Exercise instructions: Word for word, restate every line of the material.

--------------------

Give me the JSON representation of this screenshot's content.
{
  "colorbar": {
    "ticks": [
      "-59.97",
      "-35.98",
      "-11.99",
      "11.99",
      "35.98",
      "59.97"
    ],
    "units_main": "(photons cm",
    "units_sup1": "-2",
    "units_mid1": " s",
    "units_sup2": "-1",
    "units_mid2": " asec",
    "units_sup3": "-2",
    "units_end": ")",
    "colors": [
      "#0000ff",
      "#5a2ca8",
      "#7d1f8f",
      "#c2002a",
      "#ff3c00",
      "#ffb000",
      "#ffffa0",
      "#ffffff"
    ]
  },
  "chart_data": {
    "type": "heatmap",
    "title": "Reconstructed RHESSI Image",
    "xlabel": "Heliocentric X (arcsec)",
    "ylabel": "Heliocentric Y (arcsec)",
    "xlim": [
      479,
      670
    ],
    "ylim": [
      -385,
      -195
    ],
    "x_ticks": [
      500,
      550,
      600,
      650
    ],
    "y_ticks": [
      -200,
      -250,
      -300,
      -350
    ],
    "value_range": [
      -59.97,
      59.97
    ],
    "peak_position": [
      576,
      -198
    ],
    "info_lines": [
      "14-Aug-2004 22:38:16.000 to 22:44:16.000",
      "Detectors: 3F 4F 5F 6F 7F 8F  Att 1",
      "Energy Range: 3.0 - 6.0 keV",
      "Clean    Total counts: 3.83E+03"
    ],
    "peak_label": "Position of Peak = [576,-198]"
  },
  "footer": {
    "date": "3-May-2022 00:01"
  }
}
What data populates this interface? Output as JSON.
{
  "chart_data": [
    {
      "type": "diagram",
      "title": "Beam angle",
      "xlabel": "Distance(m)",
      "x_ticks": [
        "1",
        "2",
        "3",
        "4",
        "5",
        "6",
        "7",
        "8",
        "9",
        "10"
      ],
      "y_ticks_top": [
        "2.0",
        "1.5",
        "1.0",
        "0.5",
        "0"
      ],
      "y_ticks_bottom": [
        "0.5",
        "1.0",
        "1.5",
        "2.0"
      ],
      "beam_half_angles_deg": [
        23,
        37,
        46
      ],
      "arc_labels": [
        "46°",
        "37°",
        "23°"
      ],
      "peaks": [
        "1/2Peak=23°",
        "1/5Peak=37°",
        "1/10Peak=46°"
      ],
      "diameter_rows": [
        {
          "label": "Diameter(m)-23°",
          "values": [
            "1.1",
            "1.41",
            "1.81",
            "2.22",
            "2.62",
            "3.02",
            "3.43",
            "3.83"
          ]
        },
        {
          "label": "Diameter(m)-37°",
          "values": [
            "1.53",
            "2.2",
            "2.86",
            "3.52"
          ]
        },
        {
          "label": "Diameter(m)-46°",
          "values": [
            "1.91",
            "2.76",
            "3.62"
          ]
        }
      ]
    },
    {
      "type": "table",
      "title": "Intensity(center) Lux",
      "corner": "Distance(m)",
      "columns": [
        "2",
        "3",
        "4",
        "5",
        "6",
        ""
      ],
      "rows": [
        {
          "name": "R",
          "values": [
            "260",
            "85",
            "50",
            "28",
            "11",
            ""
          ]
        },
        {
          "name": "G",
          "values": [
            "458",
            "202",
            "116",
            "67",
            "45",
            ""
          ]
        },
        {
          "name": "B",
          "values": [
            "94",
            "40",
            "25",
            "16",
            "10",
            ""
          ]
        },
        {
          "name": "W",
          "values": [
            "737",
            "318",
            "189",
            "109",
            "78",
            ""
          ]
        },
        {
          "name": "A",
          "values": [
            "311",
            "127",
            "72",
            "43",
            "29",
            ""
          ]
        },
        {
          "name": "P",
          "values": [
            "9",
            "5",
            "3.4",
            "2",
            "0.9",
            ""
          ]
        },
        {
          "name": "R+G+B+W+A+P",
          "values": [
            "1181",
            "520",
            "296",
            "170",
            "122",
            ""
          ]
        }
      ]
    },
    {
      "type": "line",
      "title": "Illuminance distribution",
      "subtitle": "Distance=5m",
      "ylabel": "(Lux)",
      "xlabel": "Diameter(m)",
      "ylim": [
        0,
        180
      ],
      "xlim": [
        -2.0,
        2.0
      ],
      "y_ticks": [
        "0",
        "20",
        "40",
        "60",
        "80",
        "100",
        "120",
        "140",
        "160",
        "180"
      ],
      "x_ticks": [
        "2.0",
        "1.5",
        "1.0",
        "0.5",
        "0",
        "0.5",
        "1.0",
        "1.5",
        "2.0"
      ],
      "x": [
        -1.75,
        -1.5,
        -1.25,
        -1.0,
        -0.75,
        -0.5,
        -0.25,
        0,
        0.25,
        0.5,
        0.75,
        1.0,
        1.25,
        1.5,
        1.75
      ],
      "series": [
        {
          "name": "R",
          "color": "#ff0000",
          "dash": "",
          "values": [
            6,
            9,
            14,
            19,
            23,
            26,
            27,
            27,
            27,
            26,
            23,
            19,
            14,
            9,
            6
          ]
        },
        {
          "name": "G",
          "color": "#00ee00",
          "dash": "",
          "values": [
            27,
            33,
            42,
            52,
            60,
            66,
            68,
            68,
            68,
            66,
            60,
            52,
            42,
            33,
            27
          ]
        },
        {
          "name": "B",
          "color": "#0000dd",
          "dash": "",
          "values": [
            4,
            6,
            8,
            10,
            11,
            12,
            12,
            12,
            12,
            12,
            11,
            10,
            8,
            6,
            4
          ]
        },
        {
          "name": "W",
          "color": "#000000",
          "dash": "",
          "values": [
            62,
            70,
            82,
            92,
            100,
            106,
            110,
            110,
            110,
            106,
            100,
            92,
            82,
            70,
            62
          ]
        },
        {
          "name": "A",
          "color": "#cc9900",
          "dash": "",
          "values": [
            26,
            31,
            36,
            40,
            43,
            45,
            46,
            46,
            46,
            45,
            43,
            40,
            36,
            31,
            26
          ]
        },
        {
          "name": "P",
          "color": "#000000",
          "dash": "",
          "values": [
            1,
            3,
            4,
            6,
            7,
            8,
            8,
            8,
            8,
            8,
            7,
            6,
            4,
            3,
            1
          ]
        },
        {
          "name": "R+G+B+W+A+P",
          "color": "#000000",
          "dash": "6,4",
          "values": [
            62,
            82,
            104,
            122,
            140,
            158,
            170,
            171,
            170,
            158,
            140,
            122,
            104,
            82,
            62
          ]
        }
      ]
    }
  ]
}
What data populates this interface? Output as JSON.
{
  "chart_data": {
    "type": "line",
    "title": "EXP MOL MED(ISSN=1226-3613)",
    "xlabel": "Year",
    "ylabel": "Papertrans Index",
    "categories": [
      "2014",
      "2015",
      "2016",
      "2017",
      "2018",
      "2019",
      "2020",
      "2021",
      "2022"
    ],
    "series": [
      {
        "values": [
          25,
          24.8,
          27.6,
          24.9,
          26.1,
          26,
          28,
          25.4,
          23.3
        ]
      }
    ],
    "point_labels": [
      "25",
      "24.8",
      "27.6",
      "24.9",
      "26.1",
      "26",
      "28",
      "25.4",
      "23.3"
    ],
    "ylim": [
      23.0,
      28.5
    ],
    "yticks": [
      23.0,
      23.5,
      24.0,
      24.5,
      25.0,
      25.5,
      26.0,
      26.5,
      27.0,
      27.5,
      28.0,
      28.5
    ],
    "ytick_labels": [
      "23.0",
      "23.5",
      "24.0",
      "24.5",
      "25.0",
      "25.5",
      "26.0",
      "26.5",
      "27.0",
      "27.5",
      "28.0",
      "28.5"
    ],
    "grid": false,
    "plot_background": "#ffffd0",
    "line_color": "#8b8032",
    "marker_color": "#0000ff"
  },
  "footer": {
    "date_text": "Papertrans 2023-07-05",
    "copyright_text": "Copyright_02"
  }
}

--------------------

Solution:
Give me the JSON representation of this screenshot's content.
{
  "colorbar": {
    "ticks": [
      "-59.97",
      "-35.98",
      "-11.99",
      "11.99",
      "35.98",
      "59.97"
    ],
    "units_main": "(photons cm",
    "units_sup1": "-2",
    "units_mid1": " s",
    "units_sup2": "-1",
    "units_mid2": " asec",
    "units_sup3": "-2",
    "units_end": ")",
    "colors": [
      "#0000ff",
      "#5a2ca8",
      "#7d1f8f",
      "#c2002a",
      "#ff3c00",
      "#ffb000",
      "#ffffa0",
      "#ffffff"
    ]
  },
  "chart_data": {
    "type": "heatmap",
    "title": "Reconstructed RHESSI Image",
    "xlabel": "Heliocentric X (arcsec)",
    "ylabel": "Heliocentric Y (arcsec)",
    "xlim": [
      479,
      670
    ],
    "ylim": [
      -385,
      -195
    ],
    "x_ticks": [
      500,
      550,
      600,
      650
    ],
    "y_ticks": [
      -200,
      -250,
      -300,
      -350
    ],
    "value_range": [
      -59.97,
      59.97
    ],
    "peak_position": [
      576,
      -198
    ],
    "info_lines": [
      "14-Aug-2004 22:38:16.000 to 22:44:16.000",
      "Detectors: 3F 4F 5F 6F 7F 8F  Att 1",
      "Energy Range: 3.0 - 6.0 keV",
      "Clean    Total counts: 3.83E+03"
    ],
    "peak_label": "Position of Peak = [576,-198]"
  },
  "footer": {
    "date": "3-May-2022 00:01"
  }
}
What data populates this interface? Output as JSON.
{
  "chart_data": [
    {
      "type": "diagram",
      "title": "Beam angle",
      "xlabel": "Distance(m)",
      "x_ticks": [
        "1",
        "2",
        "3",
        "4",
        "5",
        "6",
        "7",
        "8",
        "9",
        "10"
      ],
      "y_ticks_top": [
        "2.0",
        "1.5",
        "1.0",
        "0.5",
        "0"
      ],
      "y_ticks_bottom": [
        "0.5",
        "1.0",
        "1.5",
        "2.0"
      ],
      "beam_half_angles_deg": [
        23,
        37,
        46
      ],
      "arc_labels": [
        "46°",
        "37°",
        "23°"
      ],
      "peaks": [
        "1/2Peak=23°",
        "1/5Peak=37°",
        "1/10Peak=46°"
      ],
      "diameter_rows": [
        {
          "label": "Diameter(m)-23°",
          "values": [
            "1.1",
            "1.41",
            "1.81",
            "2.22",
            "2.62",
            "3.02",
            "3.43",
            "3.83"
          ]
        },
        {
          "label": "Diameter(m)-37°",
          "values": [
            "1.53",
            "2.2",
            "2.86",
            "3.52"
          ]
        },
        {
          "label": "Diameter(m)-46°",
          "values": [
            "1.91",
            "2.76",
            "3.62"
          ]
        }
      ]
    },
    {
      "type": "table",
      "title": "Intensity(center) Lux",
      "corner": "Distance(m)",
      "columns": [
        "2",
        "3",
        "4",
        "5",
        "6",
        ""
      ],
      "rows": [
        {
          "name": "R",
          "values": [
            "260",
            "85",
            "50",
            "28",
            "11",
            ""
          ]
        },
        {
          "name": "G",
          "values": [
            "458",
            "202",
            "116",
            "67",
            "45",
            ""
          ]
        },
        {
          "name": "B",
          "values": [
            "94",
            "40",
            "25",
            "16",
            "10",
            ""
          ]
        },
        {
          "name": "W",
          "values": [
            "737",
            "318",
            "189",
            "109",
            "78",
            ""
          ]
        },
        {
          "name": "A",
          "values": [
            "311",
            "127",
            "72",
            "43",
            "29",
            ""
          ]
        },
        {
          "name": "P",
          "values": [
            "9",
            "5",
            "3.4",
            "2",
            "0.9",
            ""
          ]
        },
        {
          "name": "R+G+B+W+A+P",
          "values": [
            "1181",
            "520",
            "296",
            "170",
            "122",
            ""
          ]
        }
      ]
    },
    {
      "type": "line",
      "title": "Illuminance distribution",
      "subtitle": "Distance=5m",
      "ylabel": "(Lux)",
      "xlabel": "Diameter(m)",
      "ylim": [
        0,
        180
      ],
      "xlim": [
        -2.0,
        2.0
      ],
      "y_ticks": [
        "0",
        "20",
        "40",
        "60",
        "80",
        "100",
        "120",
        "140",
        "160",
        "180"
      ],
      "x_ticks": [
        "2.0",
        "1.5",
        "1.0",
        "0.5",
        "0",
        "0.5",
        "1.0",
        "1.5",
        "2.0"
      ],
      "x": [
        -1.75,
        -1.5,
        -1.25,
        -1.0,
        -0.75,
        -0.5,
        -0.25,
        0,
        0.25,
        0.5,
        0.75,
        1.0,
        1.25,
        1.5,
        1.75
      ],
      "series": [
        {
          "name": "R",
          "color": "#ff0000",
          "dash": "",
          "values": [
            6,
            9,
            14,
            19,
            23,
            26,
            27,
            27,
            27,
            26,
            23,
            19,
            14,
            9,
            6
          ]
        },
        {
          "name": "G",
          "color": "#00ee00",
          "dash": "",
          "values": [
            27,
            33,
            42,
            52,
            60,
            66,
            68,
            68,
            68,
            66,
            60,
            52,
            42,
            33,
            27
          ]
        },
        {
          "name": "B",
          "color": "#0000dd",
          "dash": "",
          "values": [
            4,
            6,
            8,
            10,
            11,
            12,
            12,
            12,
            12,
            12,
            11,
            10,
            8,
            6,
            4
          ]
        },
        {
          "name": "W",
          "color": "#000000",
          "dash": "",
          "values": [
            62,
            70,
            82,
            92,
            100,
            106,
            110,
            110,
            110,
            106,
            100,
            92,
            82,
            70,
            62
          ]
        },
        {
          "name": "A",
          "color": "#cc9900",
          "dash": "",
          "values": [
            26,
            31,
            36,
            40,
            43,
            45,
            46,
            46,
            46,
            45,
            43,
            40,
            36,
            31,
            26
          ]
        },
        {
          "name": "P",
          "color": "#000000",
          "dash": "",
          "values": [
            1,
            3,
            4,
            6,
            7,
            8,
            8,
            8,
            8,
            8,
            7,
            6,
            4,
            3,
            1
          ]
        },
        {
          "name": "R+G+B+W+A+P",
          "color": "#000000",
          "dash": "6,4",
          "values": [
            62,
            82,
            104,
            122,
            140,
            158,
            170,
            171,
            170,
            158,
            140,
            122,
            104,
            82,
            62
          ]
        }
      ]
    }
  ]
}
What data populates this interface? Output as JSON.
{
  "chart_data": {
    "type": "line",
    "title": "EXP MOL MED(ISSN=1226-3613)",
    "xlabel": "Year",
    "ylabel": "Papertrans Index",
    "categories": [
      "2014",
      "2015",
      "2016",
      "2017",
      "2018",
      "2019",
      "2020",
      "2021",
      "2022"
    ],
    "series": [
      {
        "values": [
          25,
          24.8,
          27.6,
          24.9,
          26.1,
          26,
          28,
          25.4,
          23.3
        ]
      }
    ],
    "point_labels": [
      "25",
      "24.8",
      "27.6",
      "24.9",
      "26.1",
      "26",
      "28",
      "25.4",
      "23.3"
    ],
    "ylim": [
      23.0,
      28.5
    ],
    "yticks": [
      23.0,
      23.5,
      24.0,
      24.5,
      25.0,
      25.5,
      26.0,
      26.5,
      27.0,
      27.5,
      28.0,
      28.5
    ],
    "ytick_labels": [
      "23.0",
      "23.5",
      "24.0",
      "24.5",
      "25.0",
      "25.5",
      "26.0",
      "26.5",
      "27.0",
      "27.5",
      "28.0",
      "28.5"
    ],
    "grid": false,
    "plot_background": "#ffffd0",
    "line_color": "#8b8032",
    "marker_color": "#0000ff"
  },
  "footer": {
    "date_text": "Papertrans 2023-07-05",
    "copyright_text": "Copyright_02"
  }
}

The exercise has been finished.